Report the count of lines where the string "shunchaki" appears, and nothing else.

*SOURCE MATERIAL*

+===+

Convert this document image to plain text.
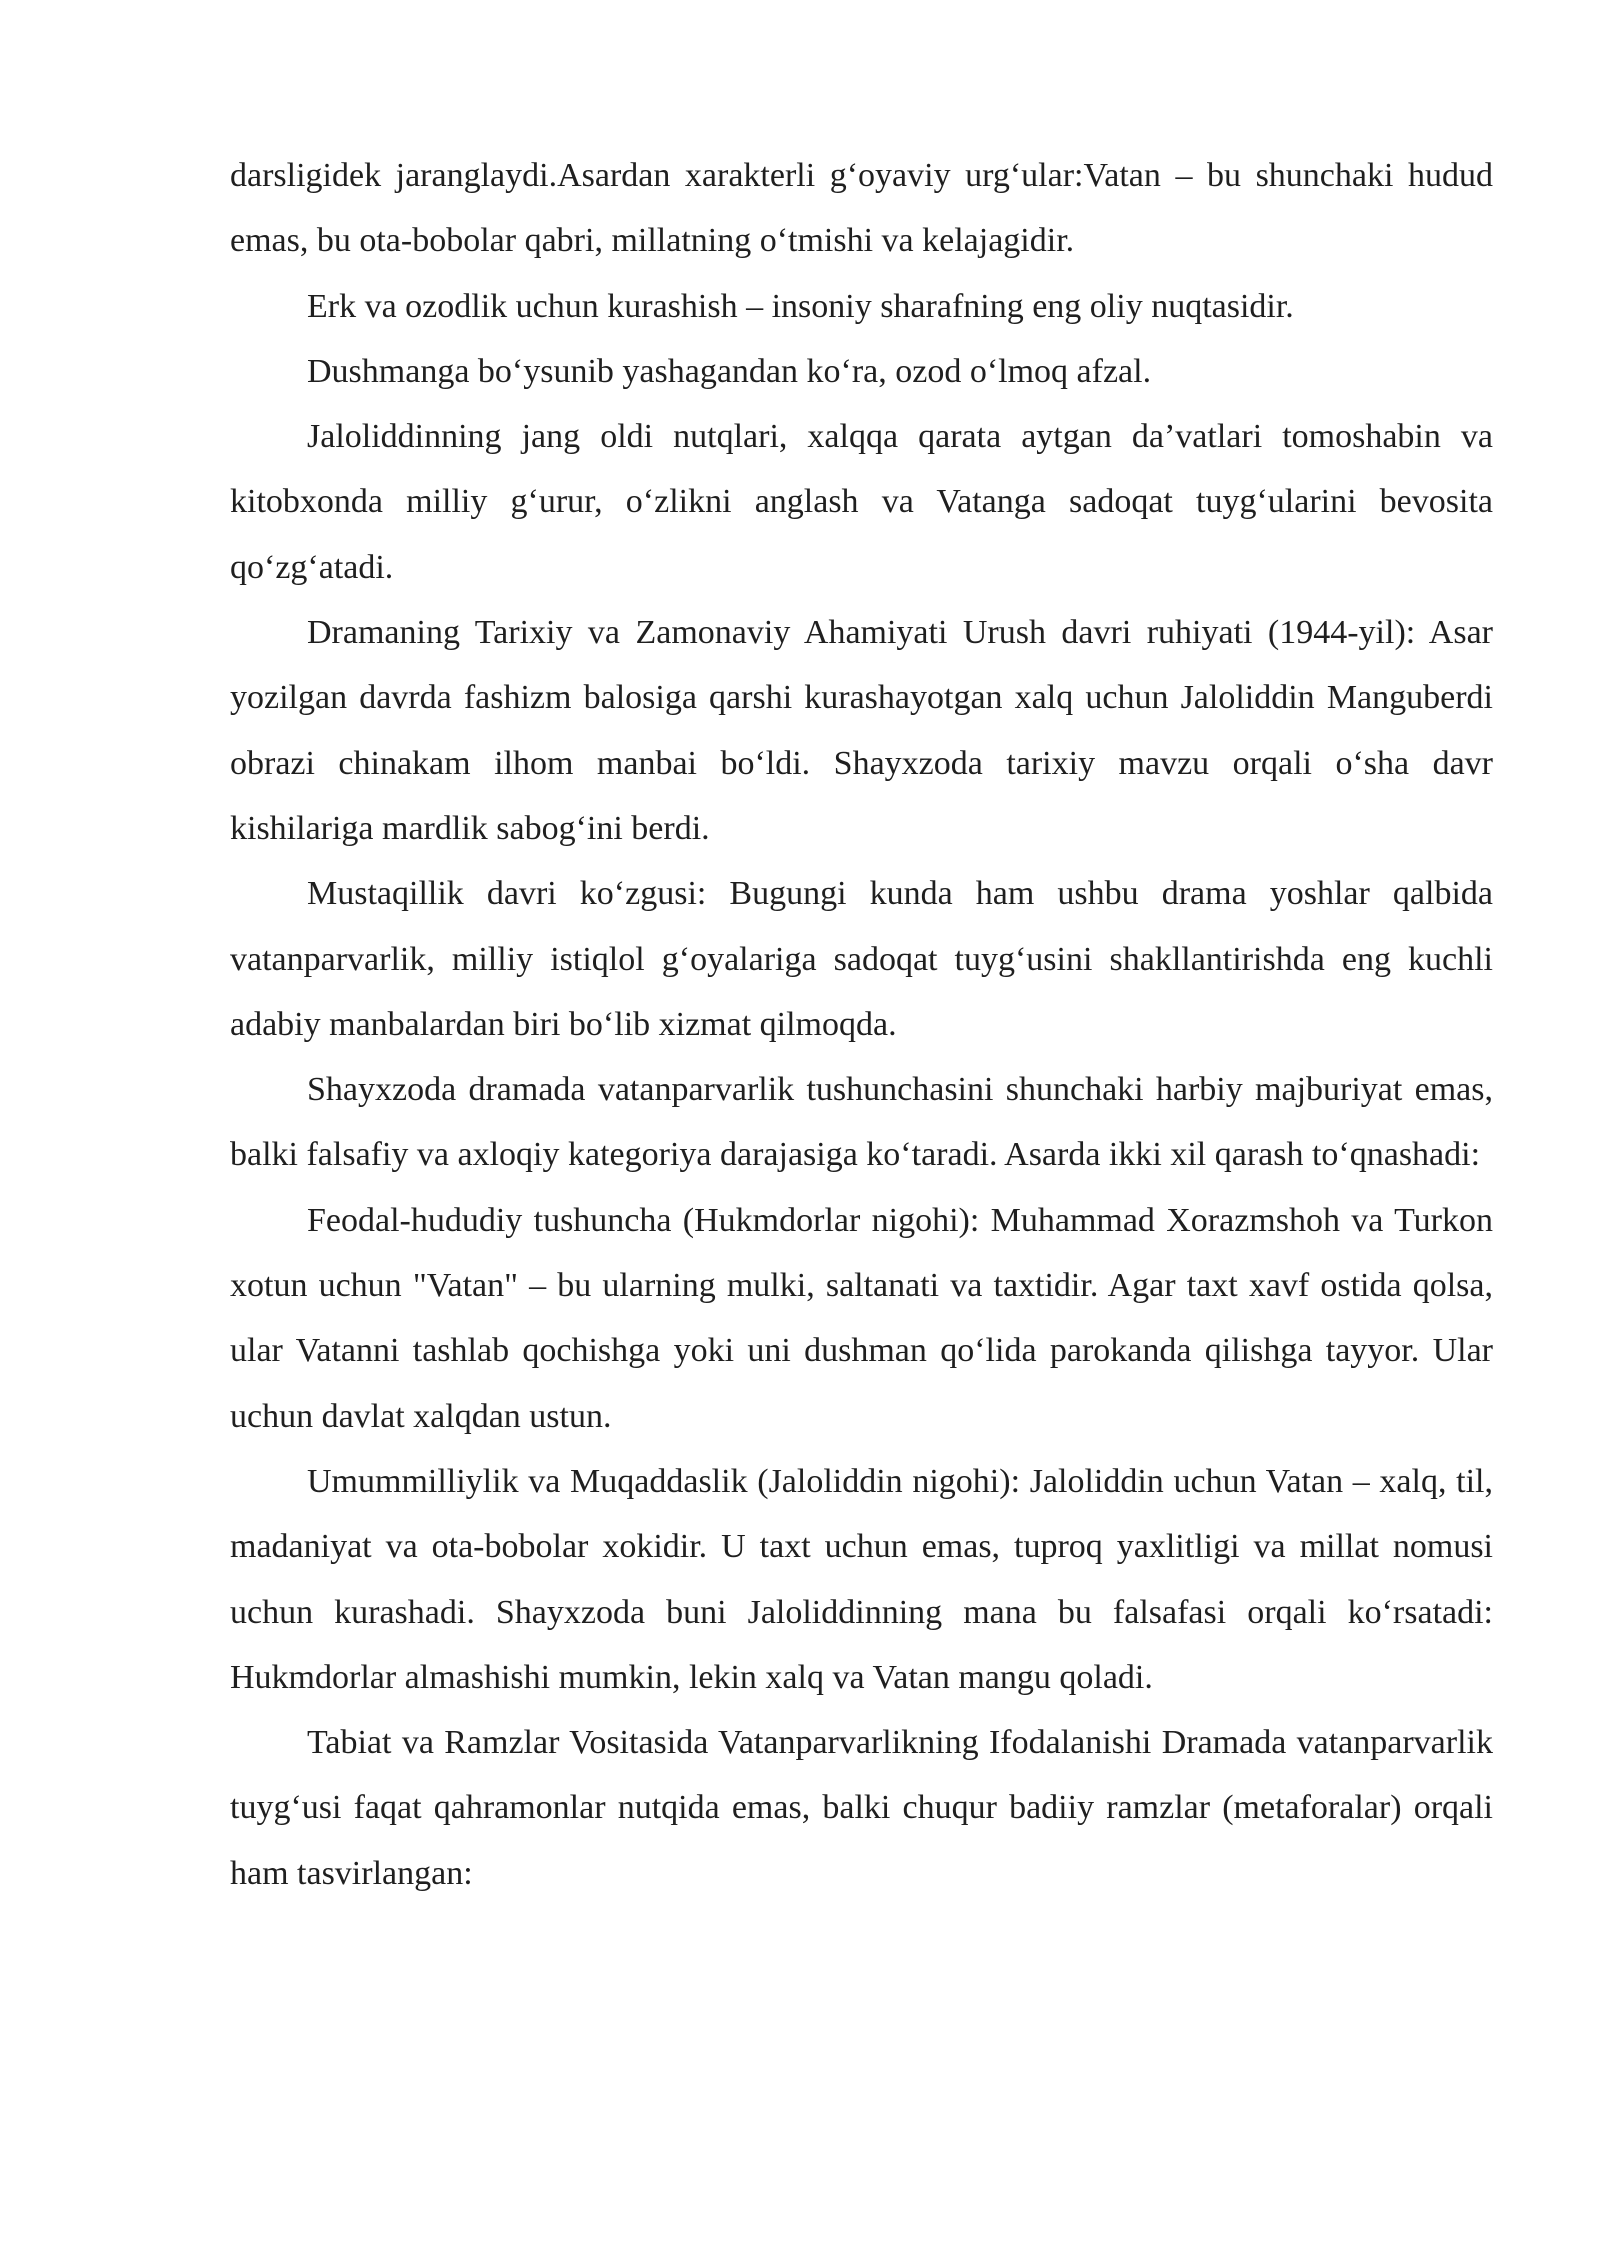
darsligidek jaranglaydi.Asardan xarakterli g‘oyaviy urg‘ular:Vatan – bu shunchaki hudud emas, bu ota-bobolar qabri, millatning o‘tmishi va kelajagidir.

Erk va ozodlik uchun kurashish – insoniy sharafning eng oliy nuqtasidir.

Dushmanga bo‘ysunib yashagandan ko‘ra, ozod o‘lmoq afzal.

Jaloliddinning jang oldi nutqlari, xalqqa qarata aytgan da’vatlari tomoshabin va kitobxonda milliy g‘urur, o‘zlikni anglash va Vatanga sadoqat tuyg‘ularini bevosita qo‘zg‘atadi.

Dramaning Tarixiy va Zamonaviy Ahamiyati Urush davri ruhiyati (1944-yil): Asar yozilgan davrda fashizm balosiga qarshi kurashayotgan xalq uchun Jaloliddin Manguberdi obrazi chinakam ilhom manbai bo‘ldi. Shayxzoda tarixiy mavzu orqali o‘sha davr kishilariga mardlik sabog‘ini berdi.

Mustaqillik davri ko‘zgusi: Bugungi kunda ham ushbu drama yoshlar qalbida vatanparvarlik, milliy istiqlol g‘oyalariga sadoqat tuyg‘usini shakllantirishda eng kuchli adabiy manbalardan biri bo‘lib xizmat qilmoqda.

Shayxzoda dramada vatanparvarlik tushunchasini shunchaki harbiy majburiyat emas, balki falsafiy va axloqiy kategoriya darajasiga ko‘taradi. Asarda ikki xil qarash to‘qnashadi:

Feodal-hududiy tushuncha (Hukmdorlar nigohi): Muhammad Xorazmshoh va Turkon xotun uchun "Vatan" – bu ularning mulki, saltanati va taxtidir. Agar taxt xavf ostida qolsa, ular Vatanni tashlab qochishga yoki uni dushman qo‘lida parokanda qilishga tayyor. Ular uchun davlat xalqdan ustun.

Umummilliylik va Muqaddaslik (Jaloliddin nigohi): Jaloliddin uchun Vatan – xalq, til, madaniyat va ota-bobolar xokidir. U taxt uchun emas, tuproq yaxlitligi va millat nomusi uchun kurashadi. Shayxzoda buni Jaloliddinning mana bu falsafasi orqali ko‘rsatadi: Hukmdorlar almashishi mumkin, lekin xalq va Vatan mangu qoladi.

Tabiat va Ramzlar Vositasida Vatanparvarlikning Ifodalanishi Dramada vatanparvarlik tuyg‘usi faqat qahramonlar nutqida emas, balki chuqur badiiy ramzlar (metaforalar) orqali ham tasvirlangan:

+===+

*FULL OUTPUT*
2